Assignment ->
Which of the lines in the data mention the string "penningpolitiska"? List them all.

[Excerpts from a transcription dataset]
------------------------------------------------
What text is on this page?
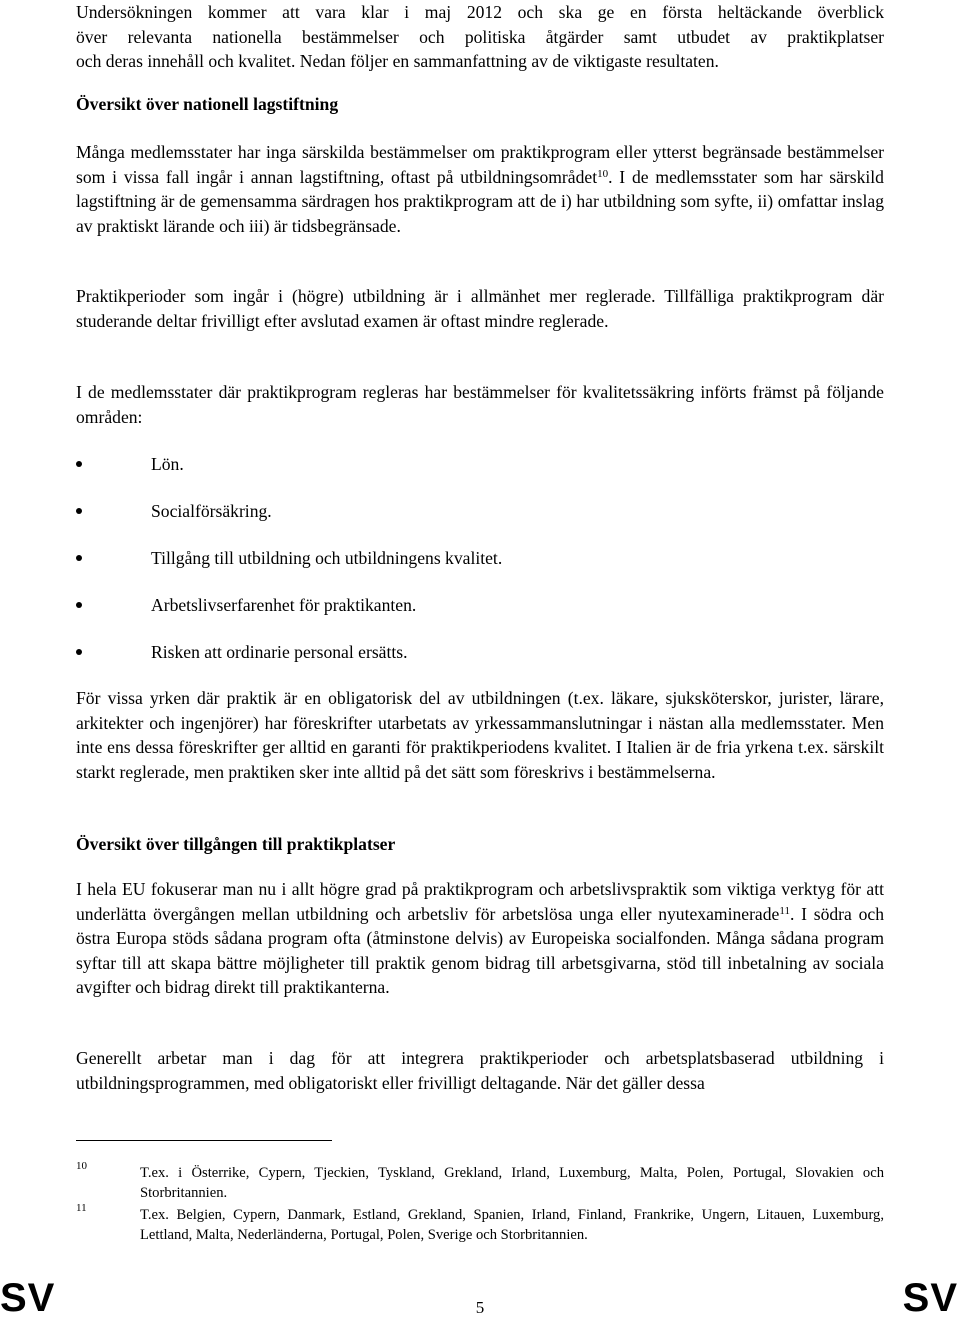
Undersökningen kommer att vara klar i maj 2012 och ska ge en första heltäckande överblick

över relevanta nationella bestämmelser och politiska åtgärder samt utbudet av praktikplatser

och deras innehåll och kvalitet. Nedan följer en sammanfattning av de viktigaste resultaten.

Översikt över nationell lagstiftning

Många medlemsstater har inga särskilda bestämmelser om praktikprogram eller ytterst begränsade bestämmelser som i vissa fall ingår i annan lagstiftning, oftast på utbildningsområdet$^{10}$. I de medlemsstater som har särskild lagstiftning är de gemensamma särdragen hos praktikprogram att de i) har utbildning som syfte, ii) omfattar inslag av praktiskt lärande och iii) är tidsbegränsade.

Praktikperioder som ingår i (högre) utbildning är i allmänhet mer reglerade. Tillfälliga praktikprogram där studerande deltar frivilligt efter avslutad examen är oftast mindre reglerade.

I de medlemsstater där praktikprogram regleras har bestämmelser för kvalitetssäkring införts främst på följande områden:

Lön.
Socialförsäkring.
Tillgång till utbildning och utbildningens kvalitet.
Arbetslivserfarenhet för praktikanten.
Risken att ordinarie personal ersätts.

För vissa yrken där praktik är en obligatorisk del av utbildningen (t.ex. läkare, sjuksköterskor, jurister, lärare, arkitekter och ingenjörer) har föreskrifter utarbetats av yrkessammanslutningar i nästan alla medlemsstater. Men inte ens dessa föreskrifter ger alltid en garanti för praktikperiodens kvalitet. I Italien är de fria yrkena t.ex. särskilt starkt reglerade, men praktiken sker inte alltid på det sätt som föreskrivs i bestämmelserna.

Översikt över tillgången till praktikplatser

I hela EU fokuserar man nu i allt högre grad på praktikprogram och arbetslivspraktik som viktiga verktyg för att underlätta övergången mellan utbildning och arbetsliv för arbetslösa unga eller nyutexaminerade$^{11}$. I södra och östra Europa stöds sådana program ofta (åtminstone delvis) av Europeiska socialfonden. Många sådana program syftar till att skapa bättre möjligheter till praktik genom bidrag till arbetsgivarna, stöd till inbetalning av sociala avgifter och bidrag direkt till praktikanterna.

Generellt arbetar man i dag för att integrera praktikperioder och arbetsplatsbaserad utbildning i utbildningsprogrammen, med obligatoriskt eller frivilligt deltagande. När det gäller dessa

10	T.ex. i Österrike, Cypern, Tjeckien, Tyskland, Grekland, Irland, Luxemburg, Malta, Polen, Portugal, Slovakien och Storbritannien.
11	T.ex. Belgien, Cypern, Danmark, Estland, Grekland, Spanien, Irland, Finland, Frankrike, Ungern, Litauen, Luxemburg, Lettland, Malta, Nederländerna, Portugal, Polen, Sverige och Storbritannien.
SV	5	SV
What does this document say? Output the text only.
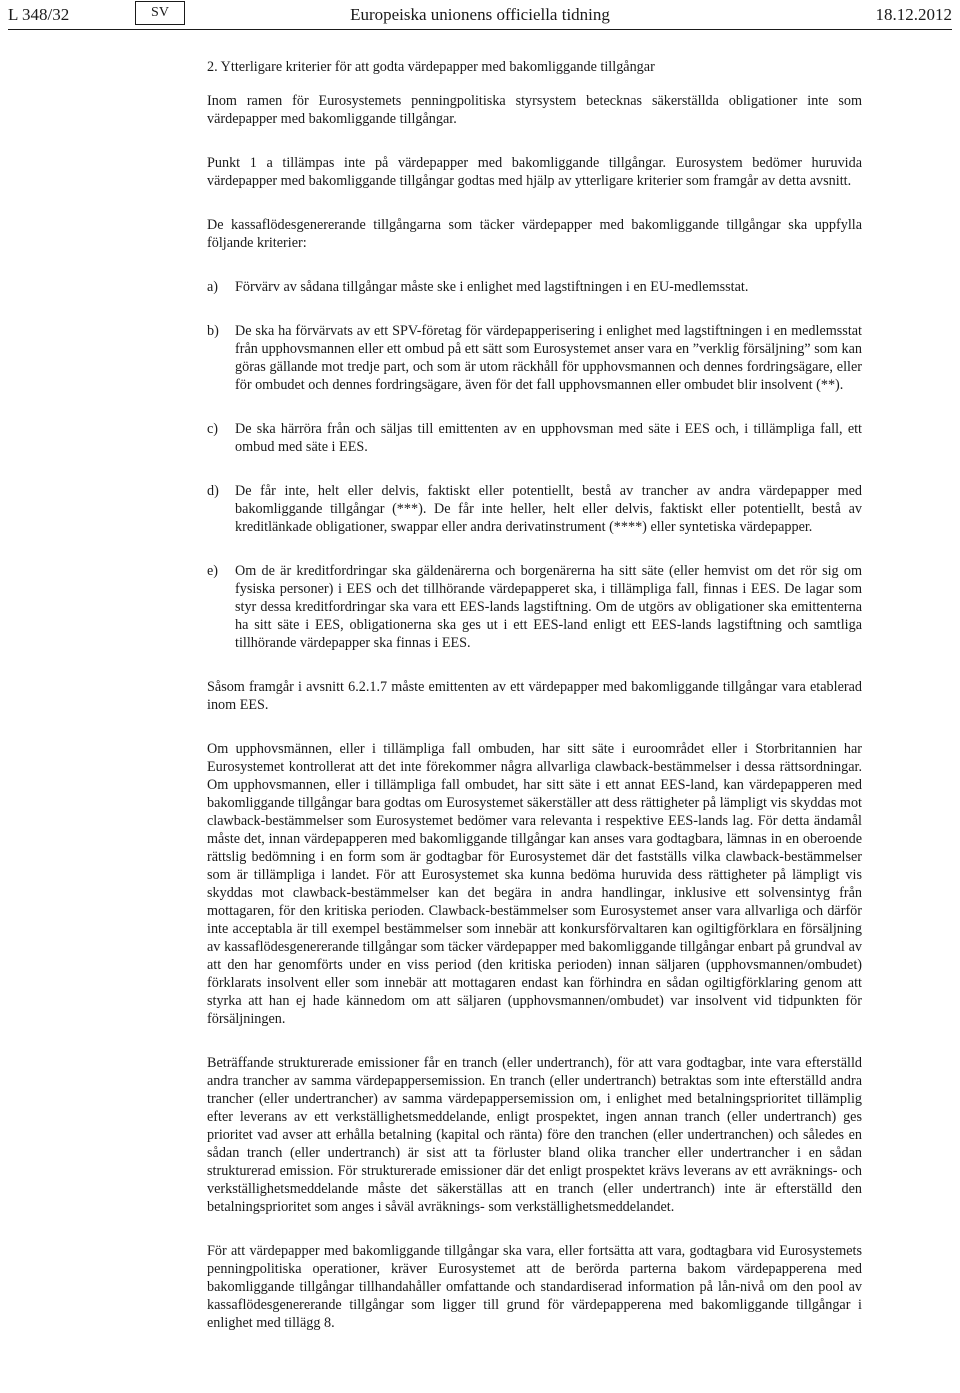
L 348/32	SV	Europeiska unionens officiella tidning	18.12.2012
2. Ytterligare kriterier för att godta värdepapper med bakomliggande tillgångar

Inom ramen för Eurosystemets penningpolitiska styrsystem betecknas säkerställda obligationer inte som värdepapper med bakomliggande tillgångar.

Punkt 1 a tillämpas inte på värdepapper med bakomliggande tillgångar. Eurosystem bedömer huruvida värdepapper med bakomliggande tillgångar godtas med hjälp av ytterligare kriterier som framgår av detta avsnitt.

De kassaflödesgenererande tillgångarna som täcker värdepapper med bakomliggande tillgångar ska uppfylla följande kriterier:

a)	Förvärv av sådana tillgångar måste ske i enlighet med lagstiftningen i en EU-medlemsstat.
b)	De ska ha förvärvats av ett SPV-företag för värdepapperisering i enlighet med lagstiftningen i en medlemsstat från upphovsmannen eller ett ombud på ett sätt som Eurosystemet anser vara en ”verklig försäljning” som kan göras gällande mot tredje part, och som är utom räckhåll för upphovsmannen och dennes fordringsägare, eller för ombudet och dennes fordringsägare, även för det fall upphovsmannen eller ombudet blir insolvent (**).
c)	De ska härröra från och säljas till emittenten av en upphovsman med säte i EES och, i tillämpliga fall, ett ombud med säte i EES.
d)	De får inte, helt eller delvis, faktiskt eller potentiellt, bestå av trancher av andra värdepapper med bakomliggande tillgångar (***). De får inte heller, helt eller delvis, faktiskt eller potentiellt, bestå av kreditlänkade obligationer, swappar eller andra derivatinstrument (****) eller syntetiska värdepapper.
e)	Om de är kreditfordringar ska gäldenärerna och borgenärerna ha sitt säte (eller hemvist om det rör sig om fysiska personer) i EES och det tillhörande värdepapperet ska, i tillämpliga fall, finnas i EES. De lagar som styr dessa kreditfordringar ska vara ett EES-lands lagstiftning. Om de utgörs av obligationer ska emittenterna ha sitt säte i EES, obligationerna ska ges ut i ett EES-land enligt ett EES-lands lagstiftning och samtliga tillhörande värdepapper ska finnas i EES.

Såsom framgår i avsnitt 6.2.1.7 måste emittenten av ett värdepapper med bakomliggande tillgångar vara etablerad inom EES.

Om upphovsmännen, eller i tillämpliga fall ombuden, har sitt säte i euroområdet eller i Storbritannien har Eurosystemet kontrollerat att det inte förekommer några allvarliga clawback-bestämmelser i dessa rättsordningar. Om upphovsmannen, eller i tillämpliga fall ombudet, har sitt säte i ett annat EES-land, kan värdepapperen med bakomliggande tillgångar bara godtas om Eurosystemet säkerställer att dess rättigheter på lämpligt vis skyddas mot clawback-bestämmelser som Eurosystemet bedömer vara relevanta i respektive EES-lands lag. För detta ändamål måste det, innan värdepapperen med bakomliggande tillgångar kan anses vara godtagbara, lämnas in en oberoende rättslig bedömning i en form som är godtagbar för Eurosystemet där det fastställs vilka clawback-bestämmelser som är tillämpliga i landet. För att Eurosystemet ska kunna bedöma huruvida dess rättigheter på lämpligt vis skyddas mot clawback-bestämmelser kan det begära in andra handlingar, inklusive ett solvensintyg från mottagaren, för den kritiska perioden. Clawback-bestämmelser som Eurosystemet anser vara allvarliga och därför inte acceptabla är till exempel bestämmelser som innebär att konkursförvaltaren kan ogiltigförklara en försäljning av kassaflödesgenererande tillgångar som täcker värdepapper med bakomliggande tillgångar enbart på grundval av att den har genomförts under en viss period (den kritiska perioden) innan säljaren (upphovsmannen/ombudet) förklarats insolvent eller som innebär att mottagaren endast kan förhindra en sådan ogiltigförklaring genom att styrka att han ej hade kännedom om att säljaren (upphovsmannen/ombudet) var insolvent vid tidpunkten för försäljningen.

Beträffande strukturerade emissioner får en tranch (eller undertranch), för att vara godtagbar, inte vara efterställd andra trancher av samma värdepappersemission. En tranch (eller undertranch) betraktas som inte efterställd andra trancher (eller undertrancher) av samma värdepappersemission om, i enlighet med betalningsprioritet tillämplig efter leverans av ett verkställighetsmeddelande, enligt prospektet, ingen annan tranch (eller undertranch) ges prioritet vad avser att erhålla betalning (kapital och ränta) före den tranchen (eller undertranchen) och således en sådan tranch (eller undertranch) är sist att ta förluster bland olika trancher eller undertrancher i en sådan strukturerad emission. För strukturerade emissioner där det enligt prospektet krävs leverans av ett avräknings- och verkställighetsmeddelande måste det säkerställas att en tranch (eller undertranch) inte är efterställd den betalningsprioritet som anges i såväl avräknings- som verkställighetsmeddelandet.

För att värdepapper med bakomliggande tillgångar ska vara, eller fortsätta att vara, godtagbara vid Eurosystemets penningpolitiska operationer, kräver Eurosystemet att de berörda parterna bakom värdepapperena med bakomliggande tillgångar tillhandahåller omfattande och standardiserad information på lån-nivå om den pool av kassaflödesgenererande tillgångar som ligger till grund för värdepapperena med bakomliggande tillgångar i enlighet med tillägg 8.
------------------------------------------------
Result for this exercise ->
Inom ramen för Eurosystemets penningpolitiska styrsystem betecknas säkerställda obligationer inte som värdepapper med bakomliggande tillgångar.
För att värdepapper med bakomliggande tillgångar ska vara, eller fortsätta att vara, godtagbara vid Eurosystemets penningpolitiska operationer, kräver Eurosystemet att de berörda parterna bakom värdepapperena med bakomliggande tillgångar tillhandahåller omfattande och standardiserad information på lån-nivå om den pool av kassaflödesgenererande tillgångar som ligger till grund för värdepapperena med bakomliggande tillgångar i enlighet med tillägg 8.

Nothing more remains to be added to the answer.